> Written exercise
Look through the material below for "Variable". Copy every line that contains it.

> Exercise data
* START *

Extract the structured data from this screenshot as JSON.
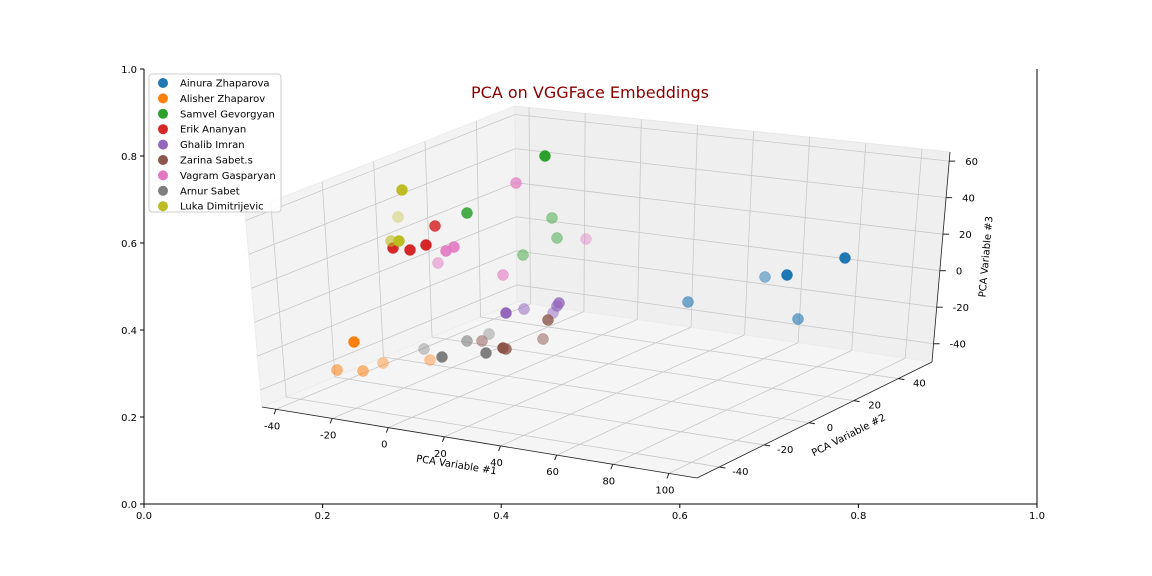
{
  "chart_data": {
    "type": "scatter3d",
    "title": "PCA on VGGFace Embeddings",
    "title_color": "#8b0000",
    "xlabel": "PCA Variable #1",
    "ylabel": "PCA Variable #2",
    "zlabel": "PCA Variable #3",
    "x_ticks": [
      "-40",
      "-20",
      "0",
      "20",
      "40",
      "60",
      "80",
      "100"
    ],
    "y_ticks": [
      "-40",
      "-20",
      "0",
      "20",
      "40"
    ],
    "z_ticks": [
      "-40",
      "-20",
      "0",
      "20",
      "40",
      "60"
    ],
    "outer_x_ticks": [
      "0.0",
      "0.2",
      "0.4",
      "0.6",
      "0.8",
      "1.0"
    ],
    "outer_y_ticks": [
      "0.0",
      "0.2",
      "0.4",
      "0.6",
      "0.8",
      "1.0"
    ],
    "legend_position": "top-left",
    "grid": true,
    "series": [
      {
        "name": "Ainura Zhaparova",
        "color": "#1f77b4"
      },
      {
        "name": "Alisher Zhaparov",
        "color": "#ff7f0e"
      },
      {
        "name": "Samvel Gevorgyan",
        "color": "#2ca02c"
      },
      {
        "name": "Erik Ananyan",
        "color": "#d62728"
      },
      {
        "name": "Ghalib Imran",
        "color": "#9467bd"
      },
      {
        "name": "Zarina Sabet.s",
        "color": "#8c564b"
      },
      {
        "name": "Vagram Gasparyan",
        "color": "#e377c2"
      },
      {
        "name": "Arnur Sabet",
        "color": "#7f7f7f"
      },
      {
        "name": "Luka Dimitrijevic",
        "color": "#bcbd22"
      }
    ]
  }
}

* END *

> Finished task
    "xlabel": "PCA Variable #1",
    "ylabel": "PCA Variable #2",
    "zlabel": "PCA Variable #3",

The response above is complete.